[Dataset listings of figures]
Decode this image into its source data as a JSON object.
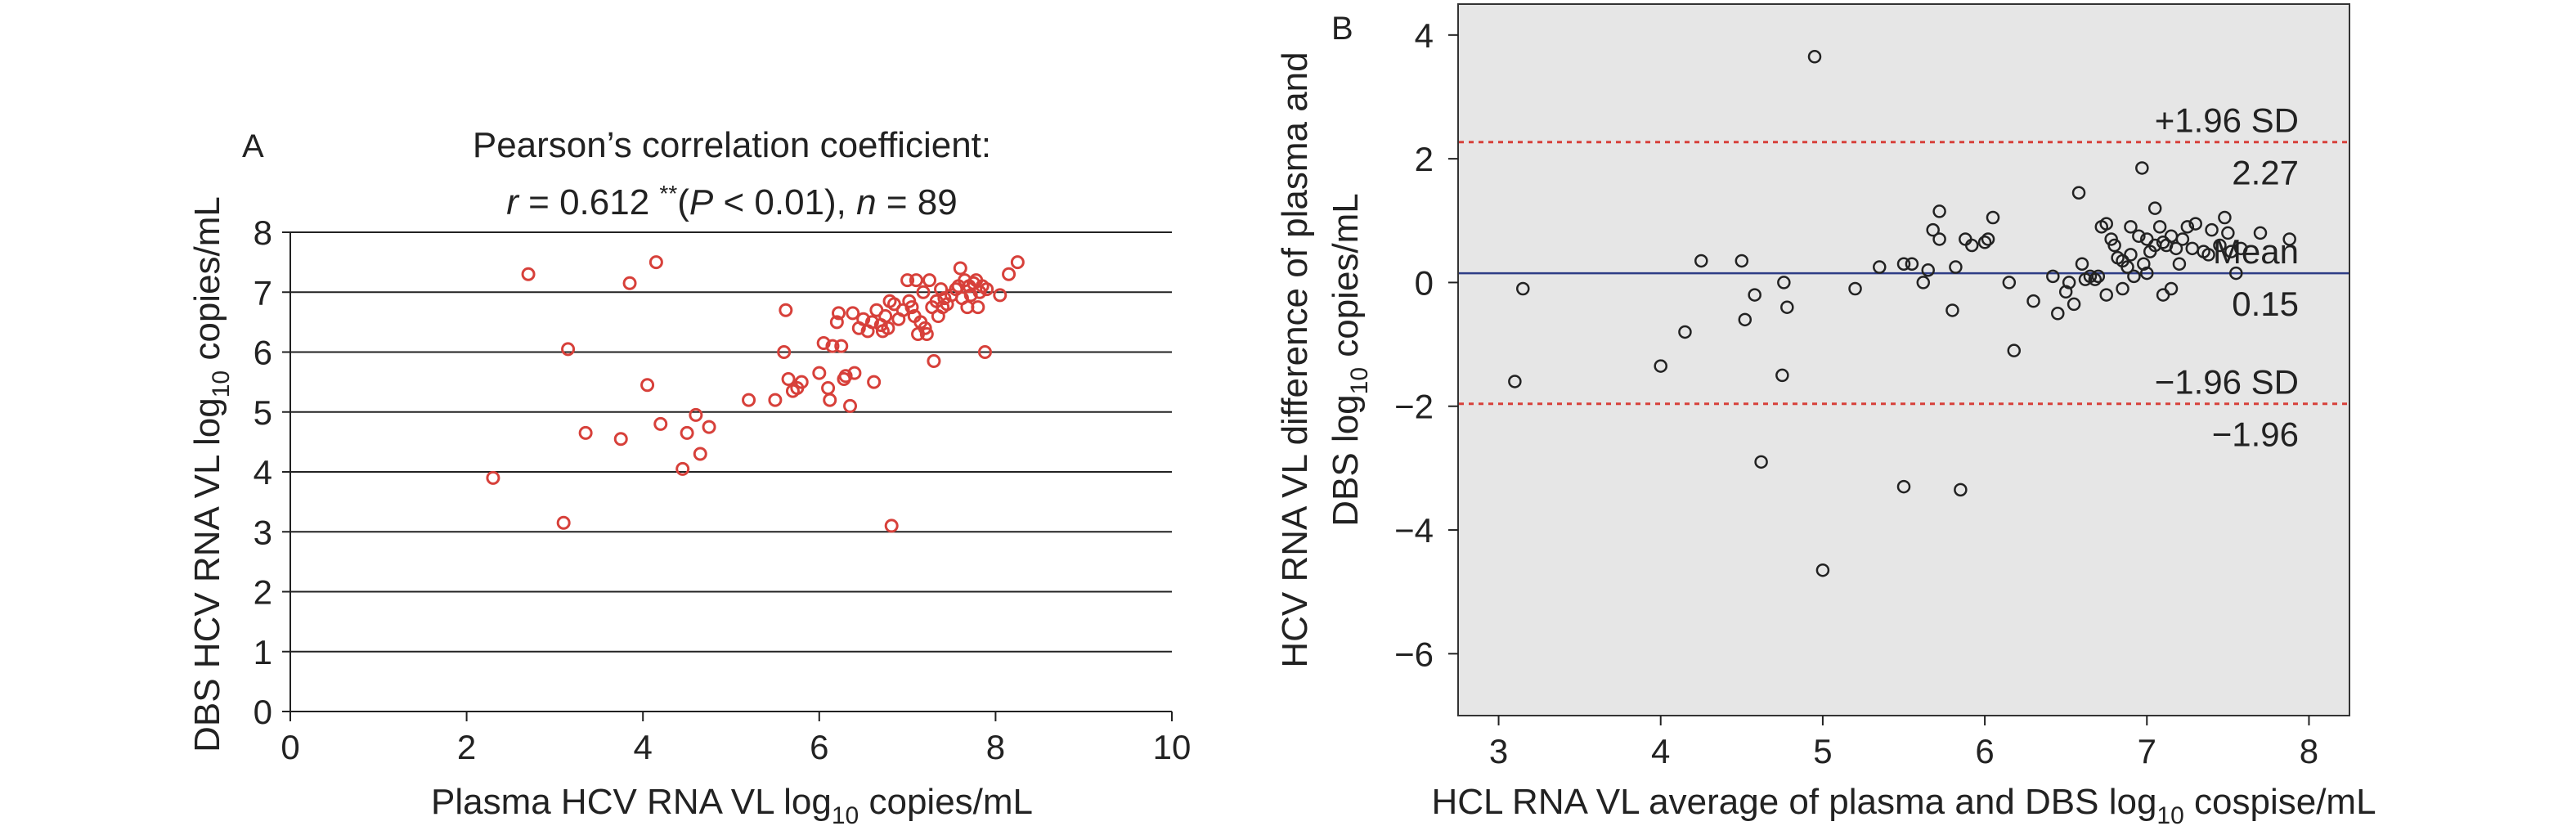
{
  "chart_data": [
    {
      "panel": "A",
      "type": "scatter",
      "title_line1": "Pearson’s correlation coefficient:",
      "title_line2": {
        "r_symbol": "r",
        "r_value": " = 0.612 ",
        "stars": "**",
        "p_open": "(",
        "p_symbol": "P",
        "p_rest": " < 0.01), ",
        "n_symbol": "n",
        "n_value": " = 89"
      },
      "xlabel": {
        "main": "Plasma HCV RNA VL log",
        "sub": "10",
        "tail": " copies/mL"
      },
      "ylabel": {
        "main": "DBS HCV RNA VL log",
        "sub": "10",
        "tail": " copies/mL"
      },
      "xlim": [
        0,
        10
      ],
      "ylim": [
        0,
        8
      ],
      "xticks": [
        "0",
        "2",
        "4",
        "6",
        "8",
        "10"
      ],
      "yticks": [
        "0",
        "1",
        "2",
        "3",
        "4",
        "5",
        "6",
        "7",
        "8"
      ],
      "grid": "horizontal",
      "point_color": "#d7403a",
      "points": [
        [
          2.3,
          3.9
        ],
        [
          2.7,
          7.3
        ],
        [
          3.1,
          3.15
        ],
        [
          3.15,
          6.05
        ],
        [
          3.35,
          4.65
        ],
        [
          3.75,
          4.55
        ],
        [
          3.85,
          7.15
        ],
        [
          4.05,
          5.45
        ],
        [
          4.15,
          7.5
        ],
        [
          4.2,
          4.8
        ],
        [
          4.45,
          4.05
        ],
        [
          4.5,
          4.65
        ],
        [
          4.6,
          4.95
        ],
        [
          4.65,
          4.3
        ],
        [
          4.75,
          4.75
        ],
        [
          5.2,
          5.2
        ],
        [
          5.5,
          5.2
        ],
        [
          5.6,
          6.0
        ],
        [
          5.62,
          6.7
        ],
        [
          5.65,
          5.55
        ],
        [
          5.7,
          5.35
        ],
        [
          5.75,
          5.4
        ],
        [
          5.8,
          5.5
        ],
        [
          6.0,
          5.65
        ],
        [
          6.05,
          6.15
        ],
        [
          6.1,
          5.4
        ],
        [
          6.12,
          5.2
        ],
        [
          6.15,
          6.1
        ],
        [
          6.2,
          6.5
        ],
        [
          6.22,
          6.65
        ],
        [
          6.25,
          6.1
        ],
        [
          6.28,
          5.55
        ],
        [
          6.3,
          5.6
        ],
        [
          6.35,
          5.1
        ],
        [
          6.38,
          6.65
        ],
        [
          6.4,
          5.65
        ],
        [
          6.45,
          6.4
        ],
        [
          6.5,
          6.55
        ],
        [
          6.55,
          6.35
        ],
        [
          6.6,
          6.5
        ],
        [
          6.62,
          5.5
        ],
        [
          6.65,
          6.7
        ],
        [
          6.7,
          6.45
        ],
        [
          6.75,
          6.6
        ],
        [
          6.78,
          6.4
        ],
        [
          6.8,
          6.85
        ],
        [
          6.82,
          3.1
        ],
        [
          6.85,
          6.8
        ],
        [
          6.9,
          6.55
        ],
        [
          6.95,
          6.7
        ],
        [
          7.0,
          7.2
        ],
        [
          7.02,
          6.85
        ],
        [
          7.05,
          6.75
        ],
        [
          7.08,
          6.6
        ],
        [
          7.1,
          7.2
        ],
        [
          7.12,
          6.3
        ],
        [
          7.15,
          6.5
        ],
        [
          7.18,
          7.0
        ],
        [
          7.2,
          6.4
        ],
        [
          7.22,
          6.3
        ],
        [
          7.25,
          7.2
        ],
        [
          7.28,
          6.75
        ],
        [
          7.3,
          5.85
        ],
        [
          7.33,
          6.85
        ],
        [
          7.35,
          6.6
        ],
        [
          7.38,
          7.05
        ],
        [
          7.4,
          6.75
        ],
        [
          7.42,
          6.9
        ],
        [
          7.45,
          6.8
        ],
        [
          7.5,
          6.95
        ],
        [
          7.55,
          7.05
        ],
        [
          7.58,
          7.1
        ],
        [
          7.6,
          7.4
        ],
        [
          7.62,
          6.9
        ],
        [
          7.65,
          7.2
        ],
        [
          7.68,
          6.75
        ],
        [
          7.7,
          7.1
        ],
        [
          7.72,
          6.95
        ],
        [
          7.75,
          7.15
        ],
        [
          7.78,
          7.2
        ],
        [
          7.8,
          6.75
        ],
        [
          7.82,
          7.0
        ],
        [
          7.85,
          7.1
        ],
        [
          7.88,
          6.0
        ],
        [
          7.9,
          7.05
        ],
        [
          8.05,
          6.95
        ],
        [
          8.15,
          7.3
        ],
        [
          8.25,
          7.5
        ],
        [
          6.72,
          6.35
        ]
      ]
    },
    {
      "panel": "B",
      "type": "scatter",
      "subtype": "bland-altman",
      "background": "#e6e6e6",
      "ylabel_line1": "HCV RNA VL difference of plasma and",
      "ylabel_line2": {
        "main": "DBS log",
        "sub": "10",
        "tail": " copies/mL"
      },
      "xlabel": {
        "main": "HCL RNA VL average of plasma and DBS log",
        "sub": "10",
        "tail": " cospise/mL"
      },
      "xlim": [
        2.75,
        8.25
      ],
      "ylim": [
        -7,
        4.5
      ],
      "xticks": [
        "3",
        "4",
        "5",
        "6",
        "7",
        "8"
      ],
      "yticks": [
        "4",
        "2",
        "0",
        "−2",
        "−4",
        "−6"
      ],
      "lines": {
        "upper": {
          "y": 2.27,
          "label": "+1.96 SD",
          "value_label": "2.27",
          "color": "#d7403a",
          "style": "dotted"
        },
        "mean": {
          "y": 0.15,
          "label": "Mean",
          "value_label": "0.15",
          "color": "#2e3d86",
          "style": "solid"
        },
        "lower": {
          "y": -1.96,
          "label": "−1.96 SD",
          "value_label": "−1.96",
          "color": "#d7403a",
          "style": "dotted"
        }
      },
      "points": [
        [
          3.1,
          -1.6
        ],
        [
          3.15,
          -0.1
        ],
        [
          4.0,
          -1.35
        ],
        [
          4.15,
          -0.8
        ],
        [
          4.25,
          0.35
        ],
        [
          4.5,
          0.35
        ],
        [
          4.52,
          -0.6
        ],
        [
          4.58,
          -0.2
        ],
        [
          4.62,
          -2.9
        ],
        [
          4.75,
          -1.5
        ],
        [
          4.76,
          0.0
        ],
        [
          4.78,
          -0.4
        ],
        [
          4.95,
          3.65
        ],
        [
          5.0,
          -4.65
        ],
        [
          5.2,
          -0.1
        ],
        [
          5.35,
          0.25
        ],
        [
          5.5,
          0.3
        ],
        [
          5.5,
          -3.3
        ],
        [
          5.55,
          0.3
        ],
        [
          5.62,
          0.0
        ],
        [
          5.65,
          0.2
        ],
        [
          5.68,
          0.85
        ],
        [
          5.72,
          0.7
        ],
        [
          5.72,
          1.15
        ],
        [
          5.8,
          -0.45
        ],
        [
          5.82,
          0.25
        ],
        [
          5.85,
          -3.35
        ],
        [
          5.88,
          0.7
        ],
        [
          5.92,
          0.6
        ],
        [
          6.0,
          0.65
        ],
        [
          6.02,
          0.7
        ],
        [
          6.05,
          1.05
        ],
        [
          6.15,
          0.0
        ],
        [
          6.18,
          -1.1
        ],
        [
          6.3,
          -0.3
        ],
        [
          6.42,
          0.1
        ],
        [
          6.45,
          -0.5
        ],
        [
          6.5,
          -0.15
        ],
        [
          6.52,
          0.0
        ],
        [
          6.55,
          -0.35
        ],
        [
          6.58,
          1.45
        ],
        [
          6.6,
          0.3
        ],
        [
          6.62,
          0.05
        ],
        [
          6.65,
          0.1
        ],
        [
          6.68,
          0.05
        ],
        [
          6.7,
          0.1
        ],
        [
          6.72,
          0.9
        ],
        [
          6.75,
          0.95
        ],
        [
          6.75,
          -0.2
        ],
        [
          6.78,
          0.7
        ],
        [
          6.82,
          0.4
        ],
        [
          6.85,
          0.35
        ],
        [
          6.85,
          -0.1
        ],
        [
          6.88,
          0.25
        ],
        [
          6.9,
          0.45
        ],
        [
          6.92,
          0.1
        ],
        [
          6.95,
          0.75
        ],
        [
          6.97,
          1.85
        ],
        [
          7.0,
          0.15
        ],
        [
          7.0,
          0.7
        ],
        [
          7.02,
          0.5
        ],
        [
          7.05,
          1.2
        ],
        [
          7.05,
          0.6
        ],
        [
          7.08,
          0.9
        ],
        [
          7.1,
          -0.2
        ],
        [
          7.12,
          0.6
        ],
        [
          7.15,
          -0.1
        ],
        [
          7.18,
          0.55
        ],
        [
          7.2,
          0.3
        ],
        [
          7.22,
          0.7
        ],
        [
          7.25,
          0.9
        ],
        [
          7.28,
          0.55
        ],
        [
          7.3,
          0.95
        ],
        [
          7.38,
          0.45
        ],
        [
          7.45,
          0.6
        ],
        [
          7.48,
          1.05
        ],
        [
          7.5,
          0.8
        ],
        [
          7.52,
          0.5
        ],
        [
          7.55,
          0.15
        ],
        [
          7.58,
          0.55
        ],
        [
          7.7,
          0.8
        ],
        [
          7.88,
          0.7
        ],
        [
          7.1,
          0.65
        ],
        [
          6.9,
          0.9
        ],
        [
          7.35,
          0.5
        ],
        [
          6.98,
          0.3
        ],
        [
          7.4,
          0.85
        ],
        [
          6.8,
          0.6
        ],
        [
          7.15,
          0.75
        ]
      ]
    }
  ]
}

▶ _Short task_: Show every line from the entries above in which the word "main" appears.

▶ _Written answer_:
        "main": "Plasma HCV RNA VL log",
        "main": "DBS HCV RNA VL log",
        "main": "DBS log",
        "main": "HCL RNA VL average of plasma and DBS log",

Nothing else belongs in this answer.